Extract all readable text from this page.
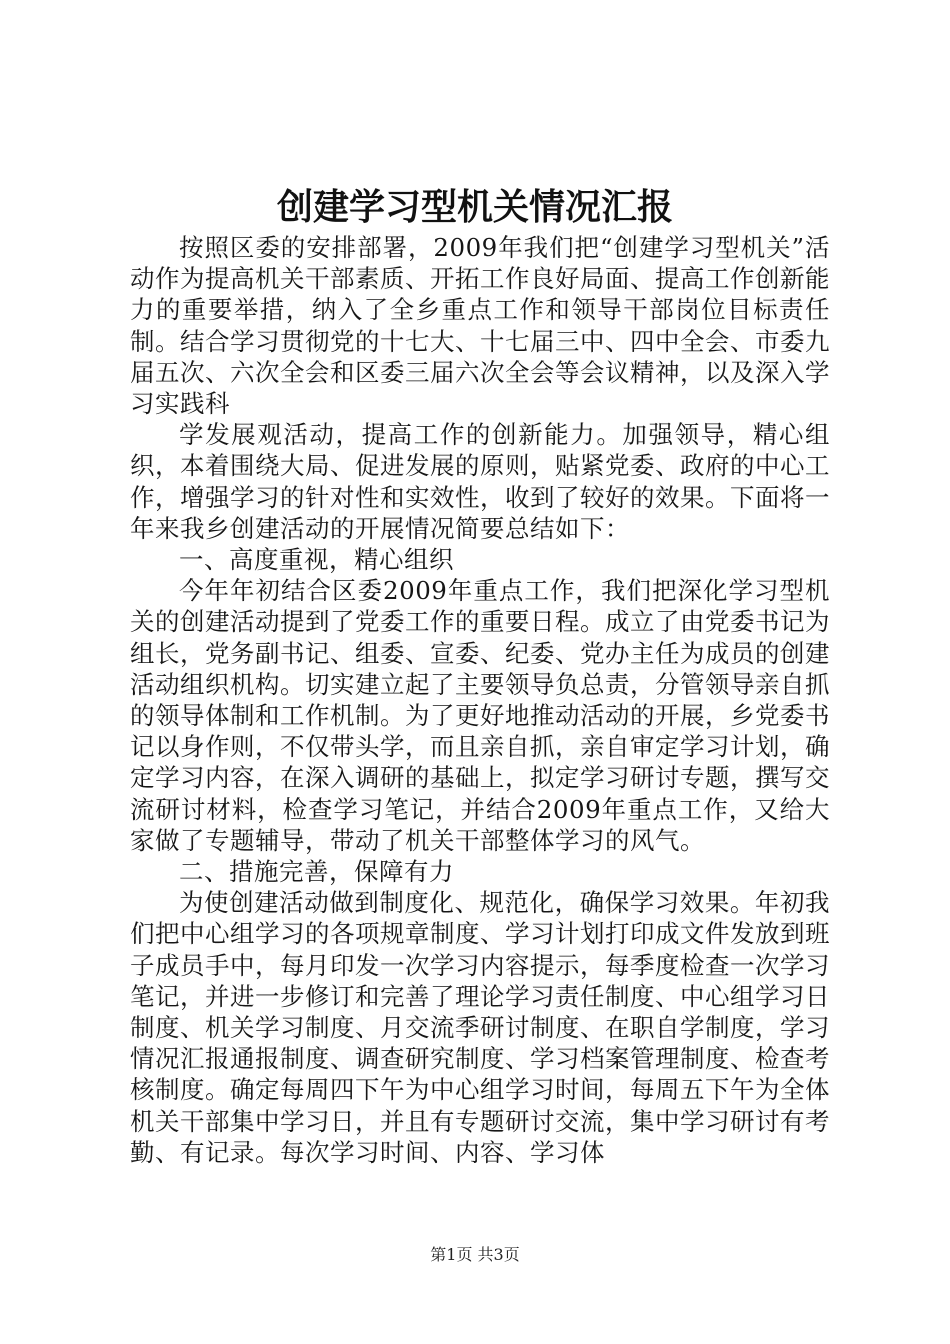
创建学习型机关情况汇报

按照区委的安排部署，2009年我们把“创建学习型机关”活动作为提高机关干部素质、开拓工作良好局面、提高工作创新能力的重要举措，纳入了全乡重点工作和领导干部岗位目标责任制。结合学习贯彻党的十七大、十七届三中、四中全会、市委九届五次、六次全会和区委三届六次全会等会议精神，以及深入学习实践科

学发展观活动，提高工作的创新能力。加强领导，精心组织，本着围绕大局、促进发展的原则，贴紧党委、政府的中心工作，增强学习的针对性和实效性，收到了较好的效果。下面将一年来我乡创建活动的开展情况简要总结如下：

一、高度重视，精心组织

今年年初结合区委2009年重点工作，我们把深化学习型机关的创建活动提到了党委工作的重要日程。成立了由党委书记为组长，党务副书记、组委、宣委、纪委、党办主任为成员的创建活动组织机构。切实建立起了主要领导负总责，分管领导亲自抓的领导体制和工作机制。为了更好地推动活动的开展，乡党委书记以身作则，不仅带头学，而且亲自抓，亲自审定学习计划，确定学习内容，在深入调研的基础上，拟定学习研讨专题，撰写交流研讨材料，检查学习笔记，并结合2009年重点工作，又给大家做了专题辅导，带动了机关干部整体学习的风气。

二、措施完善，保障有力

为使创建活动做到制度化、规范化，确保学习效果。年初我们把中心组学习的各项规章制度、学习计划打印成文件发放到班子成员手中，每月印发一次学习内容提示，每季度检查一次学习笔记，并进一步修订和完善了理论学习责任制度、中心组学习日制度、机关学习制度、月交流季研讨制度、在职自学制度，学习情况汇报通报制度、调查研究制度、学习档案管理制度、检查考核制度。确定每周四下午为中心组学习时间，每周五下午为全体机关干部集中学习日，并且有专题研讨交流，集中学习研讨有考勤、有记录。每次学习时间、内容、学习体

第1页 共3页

-- -- --

- [TASK OBJECTIVE]:
Using the entries above, return each line in which the word "精心组织" occurs.

- [ANSWER]:
学发展观活动，提高工作的创新能力。加强领导，精心组织，本着围绕大局、促进发展的原则，贴紧党委、政府的中心工作，增强学习的针对性和实效性，收到了较好的效果。下面将一年来我乡创建活动的开展情况简要总结如下：
一、高度重视，精心组织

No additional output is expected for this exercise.